Set problem: From the records below, give the number of lines that contain the string "marker", without any other text.

Task material:

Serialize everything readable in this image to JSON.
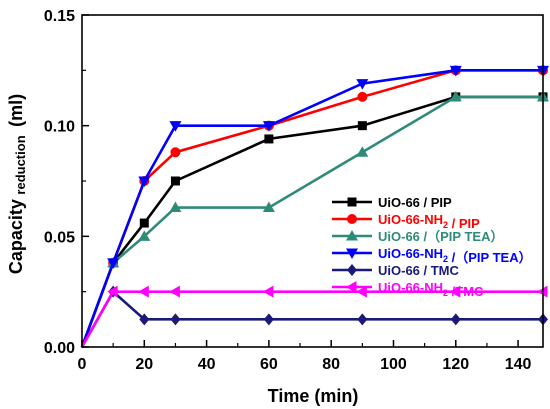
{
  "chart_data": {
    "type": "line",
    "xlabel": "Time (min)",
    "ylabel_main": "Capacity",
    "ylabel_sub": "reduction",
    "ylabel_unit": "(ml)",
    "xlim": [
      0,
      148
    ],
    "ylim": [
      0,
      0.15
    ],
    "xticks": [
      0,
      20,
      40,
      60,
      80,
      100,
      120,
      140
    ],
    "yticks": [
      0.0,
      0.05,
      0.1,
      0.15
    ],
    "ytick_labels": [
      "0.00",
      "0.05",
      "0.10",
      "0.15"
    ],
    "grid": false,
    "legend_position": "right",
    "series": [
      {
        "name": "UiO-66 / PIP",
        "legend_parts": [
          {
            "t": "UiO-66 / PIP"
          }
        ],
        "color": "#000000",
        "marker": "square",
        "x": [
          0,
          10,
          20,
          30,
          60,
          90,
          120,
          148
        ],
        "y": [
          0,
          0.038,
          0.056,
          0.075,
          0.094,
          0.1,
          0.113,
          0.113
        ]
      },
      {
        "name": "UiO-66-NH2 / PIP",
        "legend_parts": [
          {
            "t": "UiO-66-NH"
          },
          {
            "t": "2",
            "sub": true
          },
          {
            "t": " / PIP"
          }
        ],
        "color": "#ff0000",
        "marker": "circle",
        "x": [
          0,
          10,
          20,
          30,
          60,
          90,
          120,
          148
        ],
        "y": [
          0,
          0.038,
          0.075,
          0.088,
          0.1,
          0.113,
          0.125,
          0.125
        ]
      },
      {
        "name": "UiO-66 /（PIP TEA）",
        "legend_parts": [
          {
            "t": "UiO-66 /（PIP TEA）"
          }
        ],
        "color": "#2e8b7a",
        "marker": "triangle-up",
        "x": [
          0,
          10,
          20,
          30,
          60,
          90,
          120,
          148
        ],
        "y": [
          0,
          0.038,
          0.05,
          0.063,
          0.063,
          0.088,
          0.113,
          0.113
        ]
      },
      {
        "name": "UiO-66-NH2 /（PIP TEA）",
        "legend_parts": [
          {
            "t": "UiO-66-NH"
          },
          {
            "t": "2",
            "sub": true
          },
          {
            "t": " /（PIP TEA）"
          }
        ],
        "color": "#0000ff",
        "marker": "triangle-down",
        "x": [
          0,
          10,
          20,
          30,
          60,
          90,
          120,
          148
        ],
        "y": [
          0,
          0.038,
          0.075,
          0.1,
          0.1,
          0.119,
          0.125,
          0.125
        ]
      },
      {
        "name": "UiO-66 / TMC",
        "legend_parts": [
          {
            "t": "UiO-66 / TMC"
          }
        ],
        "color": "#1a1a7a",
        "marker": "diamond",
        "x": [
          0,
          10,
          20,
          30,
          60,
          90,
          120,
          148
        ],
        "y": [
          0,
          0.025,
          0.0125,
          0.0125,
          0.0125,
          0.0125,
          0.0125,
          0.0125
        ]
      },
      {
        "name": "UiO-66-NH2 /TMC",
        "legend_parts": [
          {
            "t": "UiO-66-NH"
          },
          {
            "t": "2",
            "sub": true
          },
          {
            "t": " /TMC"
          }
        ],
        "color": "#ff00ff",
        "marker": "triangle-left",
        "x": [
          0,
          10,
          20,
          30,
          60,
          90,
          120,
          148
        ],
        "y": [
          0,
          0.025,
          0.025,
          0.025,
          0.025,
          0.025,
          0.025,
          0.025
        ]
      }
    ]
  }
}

Final result: 6